WHAT YOU ARE ASKED TO DO
Work out how many lines of the listing hold "style", then state only that count.

<<<<

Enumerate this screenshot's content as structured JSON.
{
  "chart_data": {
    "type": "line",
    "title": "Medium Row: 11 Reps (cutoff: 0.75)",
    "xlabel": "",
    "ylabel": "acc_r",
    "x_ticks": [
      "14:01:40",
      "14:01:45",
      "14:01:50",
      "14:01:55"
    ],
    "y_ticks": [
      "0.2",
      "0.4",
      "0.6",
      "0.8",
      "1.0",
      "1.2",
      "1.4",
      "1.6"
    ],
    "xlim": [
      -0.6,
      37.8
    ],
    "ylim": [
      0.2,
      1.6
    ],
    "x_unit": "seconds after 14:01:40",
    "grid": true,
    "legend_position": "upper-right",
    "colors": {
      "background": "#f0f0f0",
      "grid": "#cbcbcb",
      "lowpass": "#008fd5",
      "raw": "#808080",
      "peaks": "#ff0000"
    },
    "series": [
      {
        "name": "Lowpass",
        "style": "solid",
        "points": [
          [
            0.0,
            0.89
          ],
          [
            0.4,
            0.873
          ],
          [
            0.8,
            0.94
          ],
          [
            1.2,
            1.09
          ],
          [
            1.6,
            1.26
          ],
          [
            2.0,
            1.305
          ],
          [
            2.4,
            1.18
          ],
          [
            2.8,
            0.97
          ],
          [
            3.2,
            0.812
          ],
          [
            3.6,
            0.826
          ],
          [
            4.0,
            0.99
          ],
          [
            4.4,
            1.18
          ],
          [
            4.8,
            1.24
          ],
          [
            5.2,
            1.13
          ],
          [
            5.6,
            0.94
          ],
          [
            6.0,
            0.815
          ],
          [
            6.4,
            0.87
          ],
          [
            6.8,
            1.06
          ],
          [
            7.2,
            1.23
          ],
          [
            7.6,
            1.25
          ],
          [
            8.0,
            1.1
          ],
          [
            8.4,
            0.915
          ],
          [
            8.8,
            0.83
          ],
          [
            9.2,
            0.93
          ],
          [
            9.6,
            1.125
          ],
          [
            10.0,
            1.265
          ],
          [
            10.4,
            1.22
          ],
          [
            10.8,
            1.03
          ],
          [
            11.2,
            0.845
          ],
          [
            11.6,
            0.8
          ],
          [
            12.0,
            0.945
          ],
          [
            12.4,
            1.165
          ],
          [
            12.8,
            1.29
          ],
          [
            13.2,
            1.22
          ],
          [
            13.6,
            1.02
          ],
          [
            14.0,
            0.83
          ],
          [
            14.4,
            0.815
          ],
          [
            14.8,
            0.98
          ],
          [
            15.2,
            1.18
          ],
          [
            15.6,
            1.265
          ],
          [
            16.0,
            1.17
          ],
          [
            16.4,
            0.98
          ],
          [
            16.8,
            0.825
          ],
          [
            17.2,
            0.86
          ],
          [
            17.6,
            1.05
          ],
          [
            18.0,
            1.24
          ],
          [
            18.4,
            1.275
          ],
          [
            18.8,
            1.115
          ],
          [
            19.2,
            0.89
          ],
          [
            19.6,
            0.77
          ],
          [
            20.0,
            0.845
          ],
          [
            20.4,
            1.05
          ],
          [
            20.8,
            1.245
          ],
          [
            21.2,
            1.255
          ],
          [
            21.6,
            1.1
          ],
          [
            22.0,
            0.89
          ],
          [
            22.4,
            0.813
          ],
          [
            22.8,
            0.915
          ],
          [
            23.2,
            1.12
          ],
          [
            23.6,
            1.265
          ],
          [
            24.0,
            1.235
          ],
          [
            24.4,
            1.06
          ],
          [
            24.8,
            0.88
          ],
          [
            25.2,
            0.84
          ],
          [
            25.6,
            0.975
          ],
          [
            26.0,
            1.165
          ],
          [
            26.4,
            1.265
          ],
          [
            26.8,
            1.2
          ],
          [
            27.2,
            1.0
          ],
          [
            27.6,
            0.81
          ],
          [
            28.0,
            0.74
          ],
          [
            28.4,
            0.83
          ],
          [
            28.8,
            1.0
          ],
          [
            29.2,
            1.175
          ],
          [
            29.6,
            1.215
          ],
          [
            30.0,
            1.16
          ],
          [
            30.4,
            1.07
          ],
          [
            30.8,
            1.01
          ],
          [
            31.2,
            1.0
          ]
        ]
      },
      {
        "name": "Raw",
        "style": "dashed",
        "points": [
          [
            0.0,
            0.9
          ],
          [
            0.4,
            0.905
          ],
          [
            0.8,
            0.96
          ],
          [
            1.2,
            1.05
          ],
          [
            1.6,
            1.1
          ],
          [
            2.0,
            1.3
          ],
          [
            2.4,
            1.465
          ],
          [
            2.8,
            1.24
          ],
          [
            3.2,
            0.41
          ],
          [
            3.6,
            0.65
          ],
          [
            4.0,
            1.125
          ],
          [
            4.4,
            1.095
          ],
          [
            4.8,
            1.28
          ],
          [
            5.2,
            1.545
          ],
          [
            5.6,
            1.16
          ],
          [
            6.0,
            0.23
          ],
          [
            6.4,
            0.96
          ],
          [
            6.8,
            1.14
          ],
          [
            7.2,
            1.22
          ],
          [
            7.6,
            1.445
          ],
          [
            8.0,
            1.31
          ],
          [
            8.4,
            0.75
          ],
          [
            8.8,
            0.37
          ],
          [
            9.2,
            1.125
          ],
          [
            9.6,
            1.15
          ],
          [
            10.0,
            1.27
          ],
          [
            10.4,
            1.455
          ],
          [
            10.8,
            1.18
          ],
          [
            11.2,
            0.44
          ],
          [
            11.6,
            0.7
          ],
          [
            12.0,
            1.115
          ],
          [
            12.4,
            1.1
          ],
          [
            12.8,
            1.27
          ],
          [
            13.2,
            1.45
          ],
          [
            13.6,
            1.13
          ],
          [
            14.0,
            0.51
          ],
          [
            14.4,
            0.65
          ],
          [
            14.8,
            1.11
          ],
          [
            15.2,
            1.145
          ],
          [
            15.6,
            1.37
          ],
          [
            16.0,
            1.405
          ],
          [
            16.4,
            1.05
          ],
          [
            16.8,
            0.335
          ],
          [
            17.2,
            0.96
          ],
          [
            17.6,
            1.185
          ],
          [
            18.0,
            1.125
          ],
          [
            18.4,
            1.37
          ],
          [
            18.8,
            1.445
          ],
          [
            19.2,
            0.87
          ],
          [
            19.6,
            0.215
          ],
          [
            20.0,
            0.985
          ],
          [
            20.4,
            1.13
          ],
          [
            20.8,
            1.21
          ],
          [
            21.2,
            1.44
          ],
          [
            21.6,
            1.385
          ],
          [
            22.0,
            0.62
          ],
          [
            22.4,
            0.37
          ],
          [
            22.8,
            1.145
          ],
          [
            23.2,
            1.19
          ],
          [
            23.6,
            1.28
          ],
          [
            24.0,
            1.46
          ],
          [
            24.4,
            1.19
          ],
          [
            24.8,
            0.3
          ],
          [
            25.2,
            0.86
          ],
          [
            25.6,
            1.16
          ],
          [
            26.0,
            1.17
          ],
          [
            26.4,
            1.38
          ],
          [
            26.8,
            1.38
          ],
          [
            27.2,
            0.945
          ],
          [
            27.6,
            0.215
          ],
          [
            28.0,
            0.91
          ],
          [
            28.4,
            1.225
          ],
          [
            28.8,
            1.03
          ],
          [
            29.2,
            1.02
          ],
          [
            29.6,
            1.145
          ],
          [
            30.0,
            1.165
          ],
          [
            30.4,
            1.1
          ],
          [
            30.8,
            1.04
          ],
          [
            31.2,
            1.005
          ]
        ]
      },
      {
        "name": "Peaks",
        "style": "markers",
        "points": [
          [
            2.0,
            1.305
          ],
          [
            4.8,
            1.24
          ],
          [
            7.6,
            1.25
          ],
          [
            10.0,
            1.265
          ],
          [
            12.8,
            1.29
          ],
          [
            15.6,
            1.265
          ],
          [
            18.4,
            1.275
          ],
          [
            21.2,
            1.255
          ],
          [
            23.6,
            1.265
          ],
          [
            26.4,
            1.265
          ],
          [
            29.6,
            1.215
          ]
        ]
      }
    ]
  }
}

>>>>

THE RESPONSE
3